Short task:
Look over the lines below. Report each one that includes the string "level".

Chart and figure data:
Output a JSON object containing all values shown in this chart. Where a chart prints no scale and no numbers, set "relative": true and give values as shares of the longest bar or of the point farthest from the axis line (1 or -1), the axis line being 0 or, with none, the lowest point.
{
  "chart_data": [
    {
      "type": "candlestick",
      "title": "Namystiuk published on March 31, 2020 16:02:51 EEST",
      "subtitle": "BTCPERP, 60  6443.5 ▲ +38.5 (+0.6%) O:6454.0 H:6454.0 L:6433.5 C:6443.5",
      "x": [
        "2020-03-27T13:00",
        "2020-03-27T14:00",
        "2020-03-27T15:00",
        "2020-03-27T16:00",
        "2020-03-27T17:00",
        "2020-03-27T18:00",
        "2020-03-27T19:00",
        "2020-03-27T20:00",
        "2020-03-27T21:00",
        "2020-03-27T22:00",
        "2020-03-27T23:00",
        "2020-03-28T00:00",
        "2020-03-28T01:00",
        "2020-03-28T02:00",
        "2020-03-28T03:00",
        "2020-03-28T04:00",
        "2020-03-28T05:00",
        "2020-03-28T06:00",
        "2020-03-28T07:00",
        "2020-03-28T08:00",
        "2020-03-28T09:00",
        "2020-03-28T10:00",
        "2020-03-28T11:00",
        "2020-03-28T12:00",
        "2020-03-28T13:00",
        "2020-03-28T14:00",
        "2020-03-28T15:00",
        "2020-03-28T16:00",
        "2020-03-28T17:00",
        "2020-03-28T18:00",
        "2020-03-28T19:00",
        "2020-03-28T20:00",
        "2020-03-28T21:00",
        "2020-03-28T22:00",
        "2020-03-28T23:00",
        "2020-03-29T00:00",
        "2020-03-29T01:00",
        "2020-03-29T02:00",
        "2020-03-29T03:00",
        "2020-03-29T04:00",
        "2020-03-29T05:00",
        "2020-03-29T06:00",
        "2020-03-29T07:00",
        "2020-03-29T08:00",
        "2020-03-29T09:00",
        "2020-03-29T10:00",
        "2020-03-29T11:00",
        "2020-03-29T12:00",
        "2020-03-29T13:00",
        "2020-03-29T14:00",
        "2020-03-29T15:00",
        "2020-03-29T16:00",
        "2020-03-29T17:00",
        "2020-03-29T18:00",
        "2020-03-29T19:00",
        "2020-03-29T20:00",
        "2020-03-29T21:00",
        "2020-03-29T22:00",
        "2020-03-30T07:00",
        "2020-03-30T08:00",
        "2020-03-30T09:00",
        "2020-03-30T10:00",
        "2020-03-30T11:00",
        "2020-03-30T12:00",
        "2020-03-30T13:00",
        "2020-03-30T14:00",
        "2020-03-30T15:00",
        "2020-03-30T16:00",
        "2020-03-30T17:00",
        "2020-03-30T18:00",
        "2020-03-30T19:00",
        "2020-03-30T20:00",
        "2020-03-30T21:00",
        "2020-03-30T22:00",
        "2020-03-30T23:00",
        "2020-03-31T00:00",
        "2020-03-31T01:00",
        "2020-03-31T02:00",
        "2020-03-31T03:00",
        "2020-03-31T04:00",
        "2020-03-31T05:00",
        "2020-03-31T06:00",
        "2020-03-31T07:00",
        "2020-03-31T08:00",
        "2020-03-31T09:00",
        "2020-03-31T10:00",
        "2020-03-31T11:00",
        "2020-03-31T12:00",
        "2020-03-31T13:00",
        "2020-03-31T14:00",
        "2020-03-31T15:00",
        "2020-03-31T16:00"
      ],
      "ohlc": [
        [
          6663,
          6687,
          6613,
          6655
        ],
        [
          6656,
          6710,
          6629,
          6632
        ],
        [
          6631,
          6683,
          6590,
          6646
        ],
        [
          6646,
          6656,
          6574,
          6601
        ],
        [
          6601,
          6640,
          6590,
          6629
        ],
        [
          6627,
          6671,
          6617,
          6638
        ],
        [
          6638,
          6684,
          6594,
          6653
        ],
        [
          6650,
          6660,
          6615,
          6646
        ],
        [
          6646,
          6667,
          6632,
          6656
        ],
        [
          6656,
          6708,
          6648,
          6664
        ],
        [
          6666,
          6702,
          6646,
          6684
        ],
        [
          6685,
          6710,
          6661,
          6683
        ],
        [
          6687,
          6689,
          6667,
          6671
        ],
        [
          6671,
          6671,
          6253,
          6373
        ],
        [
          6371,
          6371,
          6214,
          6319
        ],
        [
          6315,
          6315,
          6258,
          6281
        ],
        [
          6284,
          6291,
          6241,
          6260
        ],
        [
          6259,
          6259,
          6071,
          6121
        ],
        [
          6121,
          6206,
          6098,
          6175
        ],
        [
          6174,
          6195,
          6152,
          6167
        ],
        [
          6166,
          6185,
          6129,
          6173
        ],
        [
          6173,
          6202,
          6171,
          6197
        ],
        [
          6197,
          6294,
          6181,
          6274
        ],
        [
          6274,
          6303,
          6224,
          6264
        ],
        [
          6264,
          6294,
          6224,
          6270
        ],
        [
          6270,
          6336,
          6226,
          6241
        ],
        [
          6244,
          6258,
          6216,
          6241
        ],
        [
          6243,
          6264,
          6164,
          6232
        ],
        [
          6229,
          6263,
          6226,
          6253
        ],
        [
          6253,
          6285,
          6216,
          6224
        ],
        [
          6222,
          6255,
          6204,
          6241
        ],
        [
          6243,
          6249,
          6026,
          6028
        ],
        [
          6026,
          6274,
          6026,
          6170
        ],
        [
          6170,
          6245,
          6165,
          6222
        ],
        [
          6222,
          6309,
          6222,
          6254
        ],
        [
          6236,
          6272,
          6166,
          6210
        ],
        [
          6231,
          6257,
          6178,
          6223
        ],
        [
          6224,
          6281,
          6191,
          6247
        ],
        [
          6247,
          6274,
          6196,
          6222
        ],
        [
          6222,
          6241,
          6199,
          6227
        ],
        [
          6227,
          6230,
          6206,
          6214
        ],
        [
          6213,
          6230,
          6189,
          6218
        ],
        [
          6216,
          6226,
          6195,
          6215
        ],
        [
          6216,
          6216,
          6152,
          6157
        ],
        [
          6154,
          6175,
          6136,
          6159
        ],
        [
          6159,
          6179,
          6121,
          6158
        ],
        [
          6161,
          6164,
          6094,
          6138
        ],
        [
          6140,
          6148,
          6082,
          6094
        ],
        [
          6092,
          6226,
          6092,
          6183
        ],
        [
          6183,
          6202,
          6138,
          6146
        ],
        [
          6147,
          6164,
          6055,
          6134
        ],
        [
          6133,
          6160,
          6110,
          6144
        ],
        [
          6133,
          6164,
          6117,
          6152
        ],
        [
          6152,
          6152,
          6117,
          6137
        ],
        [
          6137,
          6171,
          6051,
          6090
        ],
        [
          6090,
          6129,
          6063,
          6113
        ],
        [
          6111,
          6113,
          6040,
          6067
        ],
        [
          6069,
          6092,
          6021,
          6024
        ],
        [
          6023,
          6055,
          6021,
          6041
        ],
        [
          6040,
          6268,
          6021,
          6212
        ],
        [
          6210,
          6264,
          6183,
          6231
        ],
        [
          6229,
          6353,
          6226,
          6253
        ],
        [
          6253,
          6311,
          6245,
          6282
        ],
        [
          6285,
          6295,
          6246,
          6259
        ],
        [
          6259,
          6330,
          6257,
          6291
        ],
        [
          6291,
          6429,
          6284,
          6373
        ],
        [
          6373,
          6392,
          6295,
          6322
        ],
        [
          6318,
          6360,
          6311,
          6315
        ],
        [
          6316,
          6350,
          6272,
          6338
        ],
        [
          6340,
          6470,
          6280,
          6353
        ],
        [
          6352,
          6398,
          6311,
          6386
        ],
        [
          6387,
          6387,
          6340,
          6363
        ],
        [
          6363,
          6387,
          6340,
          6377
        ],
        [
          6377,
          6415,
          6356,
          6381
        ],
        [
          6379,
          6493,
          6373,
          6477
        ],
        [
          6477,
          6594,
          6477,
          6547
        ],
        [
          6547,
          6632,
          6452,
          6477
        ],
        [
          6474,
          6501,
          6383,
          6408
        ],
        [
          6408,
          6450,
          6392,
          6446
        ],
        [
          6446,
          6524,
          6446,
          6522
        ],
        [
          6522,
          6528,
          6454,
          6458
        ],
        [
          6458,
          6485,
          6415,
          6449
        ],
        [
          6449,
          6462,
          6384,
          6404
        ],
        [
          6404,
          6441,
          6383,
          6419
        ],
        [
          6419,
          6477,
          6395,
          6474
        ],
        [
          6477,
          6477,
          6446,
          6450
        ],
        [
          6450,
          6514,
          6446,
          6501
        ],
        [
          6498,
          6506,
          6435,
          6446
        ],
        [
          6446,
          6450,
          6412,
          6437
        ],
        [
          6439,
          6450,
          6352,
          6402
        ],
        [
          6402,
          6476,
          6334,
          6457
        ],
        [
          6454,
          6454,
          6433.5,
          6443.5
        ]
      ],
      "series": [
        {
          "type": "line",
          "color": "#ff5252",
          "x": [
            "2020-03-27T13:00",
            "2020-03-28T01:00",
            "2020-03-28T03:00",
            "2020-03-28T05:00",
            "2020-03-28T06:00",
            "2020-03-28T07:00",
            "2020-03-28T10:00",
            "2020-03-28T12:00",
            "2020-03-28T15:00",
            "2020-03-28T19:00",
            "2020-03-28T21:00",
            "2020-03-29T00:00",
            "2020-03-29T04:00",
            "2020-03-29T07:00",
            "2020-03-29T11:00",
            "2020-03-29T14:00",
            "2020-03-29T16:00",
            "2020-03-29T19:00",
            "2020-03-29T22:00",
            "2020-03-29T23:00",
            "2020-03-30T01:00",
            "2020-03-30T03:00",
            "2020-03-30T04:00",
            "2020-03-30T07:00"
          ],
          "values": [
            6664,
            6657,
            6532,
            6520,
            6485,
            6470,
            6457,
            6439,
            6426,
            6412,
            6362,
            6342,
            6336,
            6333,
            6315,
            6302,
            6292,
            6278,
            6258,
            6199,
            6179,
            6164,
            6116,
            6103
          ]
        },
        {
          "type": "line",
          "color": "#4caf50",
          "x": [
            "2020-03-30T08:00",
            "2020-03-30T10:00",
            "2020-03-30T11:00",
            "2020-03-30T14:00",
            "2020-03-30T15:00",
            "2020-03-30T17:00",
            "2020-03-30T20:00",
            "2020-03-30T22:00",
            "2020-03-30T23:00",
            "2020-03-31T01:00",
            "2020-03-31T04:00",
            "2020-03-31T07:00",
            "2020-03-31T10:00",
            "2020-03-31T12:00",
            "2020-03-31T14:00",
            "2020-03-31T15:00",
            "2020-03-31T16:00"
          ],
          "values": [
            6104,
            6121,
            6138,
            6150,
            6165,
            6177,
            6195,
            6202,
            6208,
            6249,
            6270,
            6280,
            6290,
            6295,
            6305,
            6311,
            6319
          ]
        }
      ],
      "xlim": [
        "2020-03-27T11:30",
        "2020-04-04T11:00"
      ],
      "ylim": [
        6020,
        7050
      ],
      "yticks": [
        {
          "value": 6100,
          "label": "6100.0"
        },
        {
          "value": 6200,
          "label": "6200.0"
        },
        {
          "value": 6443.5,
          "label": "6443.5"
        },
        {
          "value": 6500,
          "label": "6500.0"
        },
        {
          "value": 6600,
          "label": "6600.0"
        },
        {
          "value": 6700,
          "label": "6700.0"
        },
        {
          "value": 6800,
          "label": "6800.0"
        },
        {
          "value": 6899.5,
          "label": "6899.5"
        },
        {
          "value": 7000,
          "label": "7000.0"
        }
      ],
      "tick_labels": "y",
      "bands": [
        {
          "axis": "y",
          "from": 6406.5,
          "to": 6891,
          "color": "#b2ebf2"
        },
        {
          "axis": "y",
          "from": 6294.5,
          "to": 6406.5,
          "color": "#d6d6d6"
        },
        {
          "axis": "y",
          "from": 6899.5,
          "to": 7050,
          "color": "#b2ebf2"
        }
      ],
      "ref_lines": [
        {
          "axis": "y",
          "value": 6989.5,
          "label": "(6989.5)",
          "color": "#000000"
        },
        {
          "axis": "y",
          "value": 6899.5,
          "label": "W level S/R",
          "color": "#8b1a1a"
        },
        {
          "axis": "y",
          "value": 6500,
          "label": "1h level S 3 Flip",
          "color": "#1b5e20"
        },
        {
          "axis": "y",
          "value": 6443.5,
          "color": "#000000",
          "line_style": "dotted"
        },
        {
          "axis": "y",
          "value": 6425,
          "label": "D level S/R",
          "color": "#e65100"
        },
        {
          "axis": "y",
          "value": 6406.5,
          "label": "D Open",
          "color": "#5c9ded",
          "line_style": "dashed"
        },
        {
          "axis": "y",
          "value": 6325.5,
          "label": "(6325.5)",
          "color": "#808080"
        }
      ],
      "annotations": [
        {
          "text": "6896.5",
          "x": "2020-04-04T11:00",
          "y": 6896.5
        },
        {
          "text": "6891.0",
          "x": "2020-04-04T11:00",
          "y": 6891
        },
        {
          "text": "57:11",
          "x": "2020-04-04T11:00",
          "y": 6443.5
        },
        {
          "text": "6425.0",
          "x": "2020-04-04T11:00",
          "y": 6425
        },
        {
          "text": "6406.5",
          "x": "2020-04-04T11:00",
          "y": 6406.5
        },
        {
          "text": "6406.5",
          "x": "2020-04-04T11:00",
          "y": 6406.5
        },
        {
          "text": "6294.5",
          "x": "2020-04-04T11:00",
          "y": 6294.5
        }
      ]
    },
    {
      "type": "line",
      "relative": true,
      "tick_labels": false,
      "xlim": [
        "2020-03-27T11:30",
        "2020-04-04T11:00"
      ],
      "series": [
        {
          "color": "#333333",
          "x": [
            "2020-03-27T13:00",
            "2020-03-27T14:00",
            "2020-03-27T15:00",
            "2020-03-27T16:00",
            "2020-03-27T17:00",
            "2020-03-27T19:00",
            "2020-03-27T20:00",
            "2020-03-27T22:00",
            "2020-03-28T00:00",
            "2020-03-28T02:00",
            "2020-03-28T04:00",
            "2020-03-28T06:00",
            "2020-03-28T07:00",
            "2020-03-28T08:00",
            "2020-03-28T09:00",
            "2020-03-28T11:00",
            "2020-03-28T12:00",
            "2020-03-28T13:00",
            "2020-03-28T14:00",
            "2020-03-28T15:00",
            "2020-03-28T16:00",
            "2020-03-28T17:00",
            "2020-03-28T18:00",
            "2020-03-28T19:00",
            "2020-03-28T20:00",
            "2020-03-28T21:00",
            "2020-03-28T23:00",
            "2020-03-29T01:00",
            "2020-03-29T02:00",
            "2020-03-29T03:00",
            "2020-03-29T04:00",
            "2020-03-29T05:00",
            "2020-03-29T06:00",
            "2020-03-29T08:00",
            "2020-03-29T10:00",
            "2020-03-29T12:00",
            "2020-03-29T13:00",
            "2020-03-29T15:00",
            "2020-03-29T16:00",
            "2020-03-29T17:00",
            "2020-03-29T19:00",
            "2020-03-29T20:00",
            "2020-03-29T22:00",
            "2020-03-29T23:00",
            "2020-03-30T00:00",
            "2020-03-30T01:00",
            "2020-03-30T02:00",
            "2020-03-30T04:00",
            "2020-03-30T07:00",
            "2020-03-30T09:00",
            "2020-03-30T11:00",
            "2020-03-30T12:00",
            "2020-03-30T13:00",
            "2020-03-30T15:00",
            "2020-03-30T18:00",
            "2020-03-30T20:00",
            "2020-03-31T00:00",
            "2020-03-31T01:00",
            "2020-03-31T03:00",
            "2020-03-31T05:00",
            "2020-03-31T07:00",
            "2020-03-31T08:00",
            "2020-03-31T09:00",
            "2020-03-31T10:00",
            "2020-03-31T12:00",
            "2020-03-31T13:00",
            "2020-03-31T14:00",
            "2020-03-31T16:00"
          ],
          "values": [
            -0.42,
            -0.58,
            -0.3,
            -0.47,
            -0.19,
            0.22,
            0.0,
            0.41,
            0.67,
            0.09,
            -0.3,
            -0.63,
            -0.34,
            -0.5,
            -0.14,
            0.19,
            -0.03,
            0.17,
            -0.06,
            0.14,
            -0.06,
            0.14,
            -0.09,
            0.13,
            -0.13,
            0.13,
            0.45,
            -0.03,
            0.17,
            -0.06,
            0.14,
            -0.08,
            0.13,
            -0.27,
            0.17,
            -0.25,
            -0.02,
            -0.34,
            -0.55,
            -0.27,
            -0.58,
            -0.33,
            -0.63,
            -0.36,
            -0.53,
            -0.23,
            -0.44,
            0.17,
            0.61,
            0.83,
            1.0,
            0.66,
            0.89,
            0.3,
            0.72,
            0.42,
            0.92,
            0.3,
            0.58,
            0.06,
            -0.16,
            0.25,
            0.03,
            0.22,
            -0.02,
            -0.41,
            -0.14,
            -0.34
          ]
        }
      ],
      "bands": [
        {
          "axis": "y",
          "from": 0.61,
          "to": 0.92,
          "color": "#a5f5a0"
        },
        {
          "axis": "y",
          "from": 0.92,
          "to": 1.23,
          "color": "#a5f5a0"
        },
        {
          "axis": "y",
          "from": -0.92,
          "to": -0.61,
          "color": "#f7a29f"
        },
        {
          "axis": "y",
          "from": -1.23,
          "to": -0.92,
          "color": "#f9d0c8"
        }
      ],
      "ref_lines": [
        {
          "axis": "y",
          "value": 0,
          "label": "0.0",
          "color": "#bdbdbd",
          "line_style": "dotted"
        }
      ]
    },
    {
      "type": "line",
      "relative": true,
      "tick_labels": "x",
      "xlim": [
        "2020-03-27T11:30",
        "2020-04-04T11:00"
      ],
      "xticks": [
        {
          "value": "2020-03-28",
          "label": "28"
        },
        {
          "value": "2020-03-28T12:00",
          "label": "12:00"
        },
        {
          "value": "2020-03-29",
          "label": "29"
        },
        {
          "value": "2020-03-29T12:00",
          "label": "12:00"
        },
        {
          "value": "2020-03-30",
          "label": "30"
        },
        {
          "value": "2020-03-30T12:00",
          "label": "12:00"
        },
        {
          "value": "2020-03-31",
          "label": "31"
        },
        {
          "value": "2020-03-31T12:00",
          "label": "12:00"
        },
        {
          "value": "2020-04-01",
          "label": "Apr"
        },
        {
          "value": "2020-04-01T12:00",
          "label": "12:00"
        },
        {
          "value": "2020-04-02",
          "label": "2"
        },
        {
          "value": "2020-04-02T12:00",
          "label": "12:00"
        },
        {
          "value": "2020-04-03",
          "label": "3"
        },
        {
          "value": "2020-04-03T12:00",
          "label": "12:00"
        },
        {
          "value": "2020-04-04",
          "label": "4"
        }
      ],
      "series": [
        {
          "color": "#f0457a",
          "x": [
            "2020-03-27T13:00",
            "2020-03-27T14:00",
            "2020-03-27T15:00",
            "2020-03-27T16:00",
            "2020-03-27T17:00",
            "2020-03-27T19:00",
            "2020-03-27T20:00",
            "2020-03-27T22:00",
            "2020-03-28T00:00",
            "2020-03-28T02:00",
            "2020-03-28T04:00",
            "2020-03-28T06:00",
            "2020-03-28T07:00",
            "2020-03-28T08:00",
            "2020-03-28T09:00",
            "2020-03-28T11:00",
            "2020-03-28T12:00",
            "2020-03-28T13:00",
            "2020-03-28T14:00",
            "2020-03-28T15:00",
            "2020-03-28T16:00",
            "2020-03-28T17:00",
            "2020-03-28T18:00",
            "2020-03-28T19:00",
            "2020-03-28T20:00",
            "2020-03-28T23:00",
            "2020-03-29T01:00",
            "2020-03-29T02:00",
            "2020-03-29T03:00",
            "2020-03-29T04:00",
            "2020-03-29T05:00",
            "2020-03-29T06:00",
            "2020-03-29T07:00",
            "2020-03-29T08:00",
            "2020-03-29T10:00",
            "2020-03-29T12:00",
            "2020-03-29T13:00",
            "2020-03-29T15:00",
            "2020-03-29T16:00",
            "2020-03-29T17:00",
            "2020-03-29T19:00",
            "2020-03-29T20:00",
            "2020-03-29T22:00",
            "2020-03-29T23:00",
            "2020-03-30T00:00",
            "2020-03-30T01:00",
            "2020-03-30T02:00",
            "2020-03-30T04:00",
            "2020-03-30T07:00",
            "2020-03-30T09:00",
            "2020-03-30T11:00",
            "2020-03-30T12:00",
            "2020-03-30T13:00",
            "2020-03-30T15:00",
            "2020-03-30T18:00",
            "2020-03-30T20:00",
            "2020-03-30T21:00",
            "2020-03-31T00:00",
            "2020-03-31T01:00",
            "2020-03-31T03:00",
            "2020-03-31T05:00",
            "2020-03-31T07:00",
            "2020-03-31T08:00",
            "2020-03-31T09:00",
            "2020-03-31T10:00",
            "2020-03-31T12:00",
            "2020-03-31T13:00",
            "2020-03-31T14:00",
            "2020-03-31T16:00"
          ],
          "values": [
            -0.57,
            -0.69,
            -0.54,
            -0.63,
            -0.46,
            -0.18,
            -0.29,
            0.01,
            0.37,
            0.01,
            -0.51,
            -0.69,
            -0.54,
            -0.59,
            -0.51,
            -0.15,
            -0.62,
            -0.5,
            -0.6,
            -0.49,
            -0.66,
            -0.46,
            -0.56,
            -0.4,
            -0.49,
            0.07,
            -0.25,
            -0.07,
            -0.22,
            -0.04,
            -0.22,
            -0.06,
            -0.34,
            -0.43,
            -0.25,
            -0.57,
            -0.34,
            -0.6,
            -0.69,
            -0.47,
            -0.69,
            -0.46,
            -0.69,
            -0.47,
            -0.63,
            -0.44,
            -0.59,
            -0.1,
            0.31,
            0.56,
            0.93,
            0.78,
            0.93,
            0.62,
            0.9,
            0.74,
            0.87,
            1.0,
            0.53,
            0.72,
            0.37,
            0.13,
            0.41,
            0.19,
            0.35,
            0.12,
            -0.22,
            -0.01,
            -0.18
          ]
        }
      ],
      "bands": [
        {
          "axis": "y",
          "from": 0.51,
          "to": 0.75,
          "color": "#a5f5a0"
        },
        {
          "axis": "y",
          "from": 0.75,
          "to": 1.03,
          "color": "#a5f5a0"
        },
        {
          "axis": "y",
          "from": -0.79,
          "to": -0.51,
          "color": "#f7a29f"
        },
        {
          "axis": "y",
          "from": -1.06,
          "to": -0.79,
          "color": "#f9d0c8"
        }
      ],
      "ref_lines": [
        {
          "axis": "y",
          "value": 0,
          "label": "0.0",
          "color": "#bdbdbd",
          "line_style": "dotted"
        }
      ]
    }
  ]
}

Result:
          "label": "W level S/R",
          "label": "1h level S 3 Flip",
          "label": "D level S/R",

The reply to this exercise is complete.